## [EXERCISE TASK]
Using the entries that follow, count the lines containing the word "name" and give that number by itself.

[START OF DATASET EXTRACT]

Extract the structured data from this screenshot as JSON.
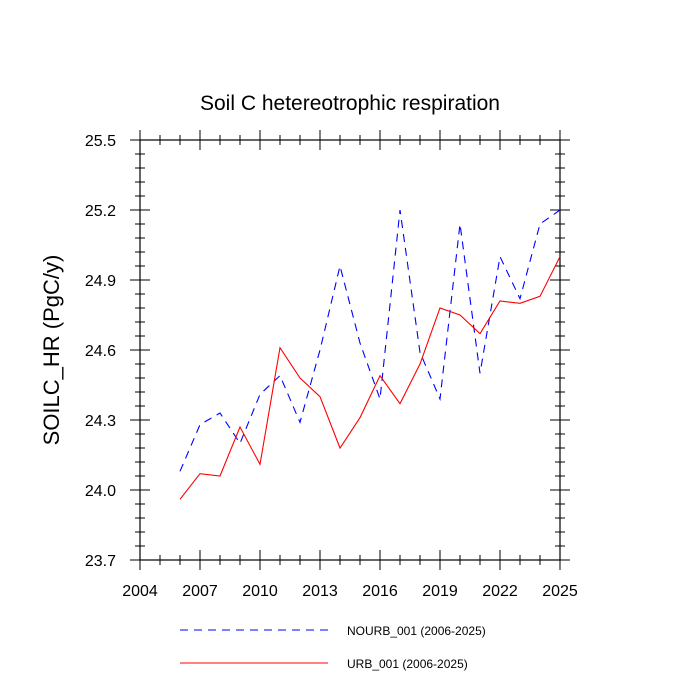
{
  "chart_data": {
    "type": "line",
    "title": "Soil C hetereotrophic respiration",
    "xlabel": "",
    "ylabel": "SOILC_HR  (PgC/y)",
    "xlim": [
      2004,
      2025
    ],
    "ylim": [
      23.7,
      25.5
    ],
    "x_ticks": [
      2004,
      2007,
      2010,
      2013,
      2016,
      2019,
      2022,
      2025
    ],
    "y_ticks": [
      23.7,
      24.0,
      24.3,
      24.6,
      24.9,
      25.2,
      25.5
    ],
    "x_tick_labels": [
      "2004",
      "2007",
      "2010",
      "2013",
      "2016",
      "2019",
      "2022",
      "2025"
    ],
    "y_tick_labels": [
      "23.7",
      "24.0",
      "24.3",
      "24.6",
      "24.9",
      "25.2",
      "25.5"
    ],
    "grid": false,
    "legend_position": "bottom",
    "series": [
      {
        "name": "NOURB_001 (2006-2025)",
        "color": "#0000ff",
        "dash": "dashed",
        "x": [
          2006,
          2007,
          2008,
          2009,
          2010,
          2011,
          2012,
          2013,
          2014,
          2015,
          2016,
          2017,
          2018,
          2019,
          2020,
          2021,
          2022,
          2023,
          2024,
          2025
        ],
        "values": [
          24.08,
          24.28,
          24.33,
          24.2,
          24.41,
          24.49,
          24.29,
          24.6,
          24.96,
          24.63,
          24.39,
          25.2,
          24.59,
          24.39,
          25.14,
          24.5,
          25.0,
          24.82,
          25.14,
          25.2
        ]
      },
      {
        "name": "URB_001 (2006-2025)",
        "color": "#ff0000",
        "dash": "solid",
        "x": [
          2006,
          2007,
          2008,
          2009,
          2010,
          2011,
          2012,
          2013,
          2014,
          2015,
          2016,
          2017,
          2018,
          2019,
          2020,
          2021,
          2022,
          2023,
          2024,
          2025
        ],
        "values": [
          23.96,
          24.07,
          24.06,
          24.27,
          24.11,
          24.61,
          24.48,
          24.4,
          24.18,
          24.31,
          24.49,
          24.37,
          24.54,
          24.78,
          24.75,
          24.67,
          24.81,
          24.8,
          24.83,
          25.0
        ]
      }
    ]
  }
}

[END OF DATASET EXTRACT]

## [RESULT]
2